DIRECTIONS FOR THIS TASK: Whenever a line contains the string "глина", copy it out of the entries.
··· EXTRACTED MATERIAL ···
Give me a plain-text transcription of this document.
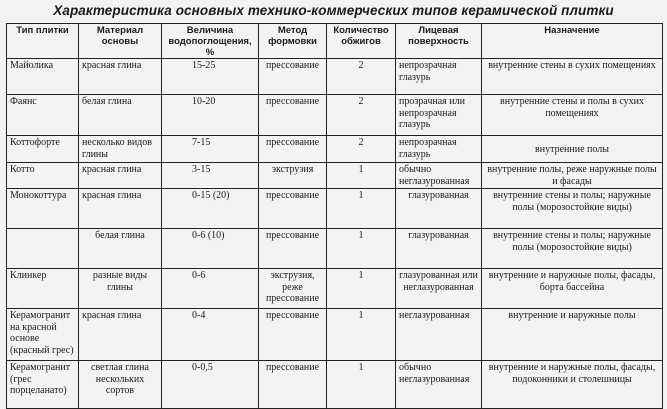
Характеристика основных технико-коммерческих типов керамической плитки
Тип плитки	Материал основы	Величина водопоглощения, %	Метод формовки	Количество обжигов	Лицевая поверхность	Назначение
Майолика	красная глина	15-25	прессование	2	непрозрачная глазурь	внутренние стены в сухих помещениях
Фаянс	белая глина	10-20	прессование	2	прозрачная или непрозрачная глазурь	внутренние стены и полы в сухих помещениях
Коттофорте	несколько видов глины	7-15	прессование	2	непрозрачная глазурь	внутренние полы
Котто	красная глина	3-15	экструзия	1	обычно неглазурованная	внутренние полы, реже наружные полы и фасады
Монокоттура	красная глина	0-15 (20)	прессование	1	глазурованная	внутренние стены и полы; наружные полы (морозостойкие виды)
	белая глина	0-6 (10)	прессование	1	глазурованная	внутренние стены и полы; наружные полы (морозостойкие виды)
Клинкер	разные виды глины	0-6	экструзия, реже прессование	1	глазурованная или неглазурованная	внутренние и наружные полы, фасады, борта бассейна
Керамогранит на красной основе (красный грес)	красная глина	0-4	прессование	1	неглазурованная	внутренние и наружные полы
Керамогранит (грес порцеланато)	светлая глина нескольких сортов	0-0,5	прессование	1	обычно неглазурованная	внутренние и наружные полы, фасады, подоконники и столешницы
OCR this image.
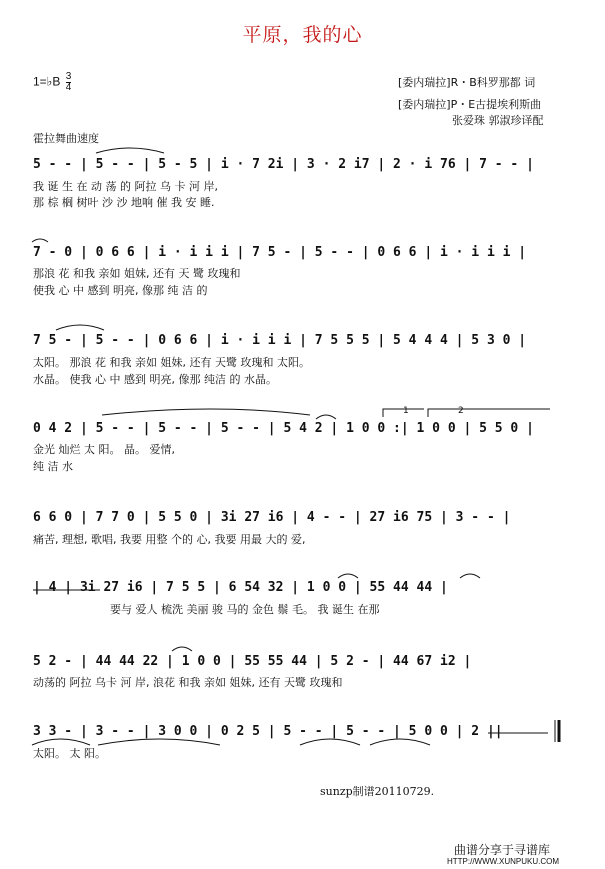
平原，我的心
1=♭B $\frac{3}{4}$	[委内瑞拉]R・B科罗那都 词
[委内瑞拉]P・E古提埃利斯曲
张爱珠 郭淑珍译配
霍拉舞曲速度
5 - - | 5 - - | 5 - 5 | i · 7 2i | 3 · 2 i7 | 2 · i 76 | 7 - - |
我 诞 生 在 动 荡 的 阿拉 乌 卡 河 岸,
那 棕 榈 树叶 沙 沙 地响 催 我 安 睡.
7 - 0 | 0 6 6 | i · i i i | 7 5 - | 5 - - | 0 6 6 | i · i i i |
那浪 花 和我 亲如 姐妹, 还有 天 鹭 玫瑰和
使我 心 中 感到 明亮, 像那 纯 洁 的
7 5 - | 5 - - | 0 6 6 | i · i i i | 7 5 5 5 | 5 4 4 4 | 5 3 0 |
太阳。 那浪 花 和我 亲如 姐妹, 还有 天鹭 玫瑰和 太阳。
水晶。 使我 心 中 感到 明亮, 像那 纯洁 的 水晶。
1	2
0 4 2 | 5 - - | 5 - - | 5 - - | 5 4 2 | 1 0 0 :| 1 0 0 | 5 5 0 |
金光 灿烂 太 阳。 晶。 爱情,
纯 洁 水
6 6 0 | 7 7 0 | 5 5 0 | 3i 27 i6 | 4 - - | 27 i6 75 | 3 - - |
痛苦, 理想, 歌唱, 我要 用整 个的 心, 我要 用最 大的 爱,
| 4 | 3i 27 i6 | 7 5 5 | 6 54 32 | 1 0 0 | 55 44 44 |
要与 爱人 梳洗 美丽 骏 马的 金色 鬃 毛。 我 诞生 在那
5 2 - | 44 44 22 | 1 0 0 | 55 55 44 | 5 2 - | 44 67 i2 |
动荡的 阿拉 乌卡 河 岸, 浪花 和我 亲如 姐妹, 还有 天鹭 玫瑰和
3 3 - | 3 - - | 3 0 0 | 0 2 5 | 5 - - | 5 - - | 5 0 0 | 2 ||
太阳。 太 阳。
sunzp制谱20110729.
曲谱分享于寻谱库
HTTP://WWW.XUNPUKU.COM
···
··· EXTRACTED MATERIAL ···
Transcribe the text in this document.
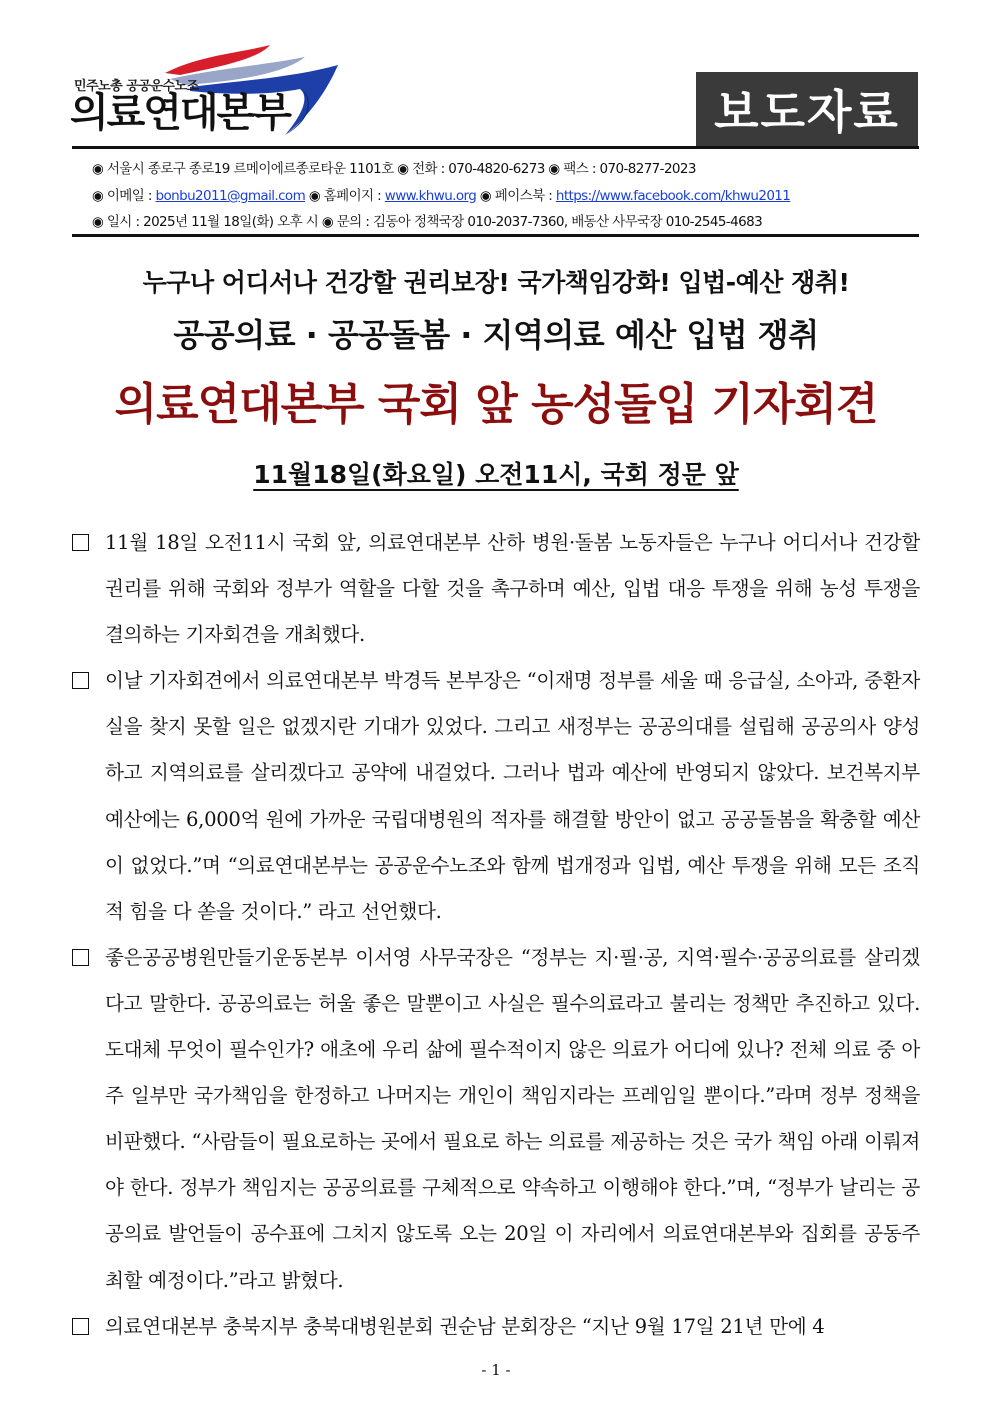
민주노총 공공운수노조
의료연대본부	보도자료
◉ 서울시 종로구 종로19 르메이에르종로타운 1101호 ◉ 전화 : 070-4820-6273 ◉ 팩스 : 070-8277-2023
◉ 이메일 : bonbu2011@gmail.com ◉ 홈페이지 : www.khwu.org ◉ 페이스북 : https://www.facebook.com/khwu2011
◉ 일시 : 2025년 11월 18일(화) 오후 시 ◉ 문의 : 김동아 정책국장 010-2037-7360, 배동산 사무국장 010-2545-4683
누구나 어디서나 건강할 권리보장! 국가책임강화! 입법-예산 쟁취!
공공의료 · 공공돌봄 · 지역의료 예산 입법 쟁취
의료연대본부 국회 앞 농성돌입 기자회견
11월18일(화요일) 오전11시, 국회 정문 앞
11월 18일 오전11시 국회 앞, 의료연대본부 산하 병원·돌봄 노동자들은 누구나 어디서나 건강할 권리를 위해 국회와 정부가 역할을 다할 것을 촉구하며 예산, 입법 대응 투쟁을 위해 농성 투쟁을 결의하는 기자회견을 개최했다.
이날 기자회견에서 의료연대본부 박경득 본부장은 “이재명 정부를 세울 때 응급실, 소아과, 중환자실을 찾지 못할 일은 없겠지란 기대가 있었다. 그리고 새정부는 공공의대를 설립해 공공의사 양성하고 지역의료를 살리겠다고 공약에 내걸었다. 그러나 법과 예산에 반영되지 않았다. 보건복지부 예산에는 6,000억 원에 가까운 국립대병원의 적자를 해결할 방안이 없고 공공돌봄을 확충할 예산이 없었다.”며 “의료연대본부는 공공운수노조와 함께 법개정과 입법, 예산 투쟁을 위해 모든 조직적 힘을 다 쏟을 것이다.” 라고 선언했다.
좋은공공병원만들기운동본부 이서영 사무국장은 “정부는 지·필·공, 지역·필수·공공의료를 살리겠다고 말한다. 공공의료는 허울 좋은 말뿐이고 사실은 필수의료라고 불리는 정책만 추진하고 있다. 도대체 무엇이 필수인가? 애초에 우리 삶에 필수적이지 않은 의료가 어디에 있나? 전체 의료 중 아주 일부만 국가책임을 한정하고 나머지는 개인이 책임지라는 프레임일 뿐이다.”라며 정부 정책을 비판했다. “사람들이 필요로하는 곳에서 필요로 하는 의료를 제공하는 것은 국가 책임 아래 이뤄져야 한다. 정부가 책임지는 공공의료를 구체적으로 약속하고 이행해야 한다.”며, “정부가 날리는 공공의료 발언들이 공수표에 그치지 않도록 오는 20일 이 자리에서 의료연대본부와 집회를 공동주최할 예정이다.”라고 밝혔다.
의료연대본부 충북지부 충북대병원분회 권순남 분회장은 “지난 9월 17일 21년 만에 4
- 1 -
···
SOLVED EXERCISE:
Майолика	красная глина	15-25	прессование	2	непрозрачная глазурь	внутренние стены в сухих помещениях
Фаянс	белая глина	10-20	прессование	2	прозрачная или непрозрачная глазурь	внутренние стены и полы в сухих помещениях
Котто	красная глина	3-15	экструзия	1	обычно неглазурованная	внутренние полы, реже наружные полы и фасады
Монокоттура	красная глина	0-15 (20)	прессование	1	глазурованная	внутренние стены и полы; наружные полы (морозостойкие виды)
	белая глина	0-6 (10)	прессование	1	глазурованная	внутренние стены и полы; наружные полы (морозостойкие виды)
Керамогранит на красной основе (красный грес)	красная глина	0-4	прессование	1	неглазурованная	внутренние и наружные полы
Керамогранит (грес порцеланато)	светлая глина нескольких сортов	0-0,5	прессование	1	обычно неглазурованная	внутренние и наружные полы, фасады, подоконники и столешницы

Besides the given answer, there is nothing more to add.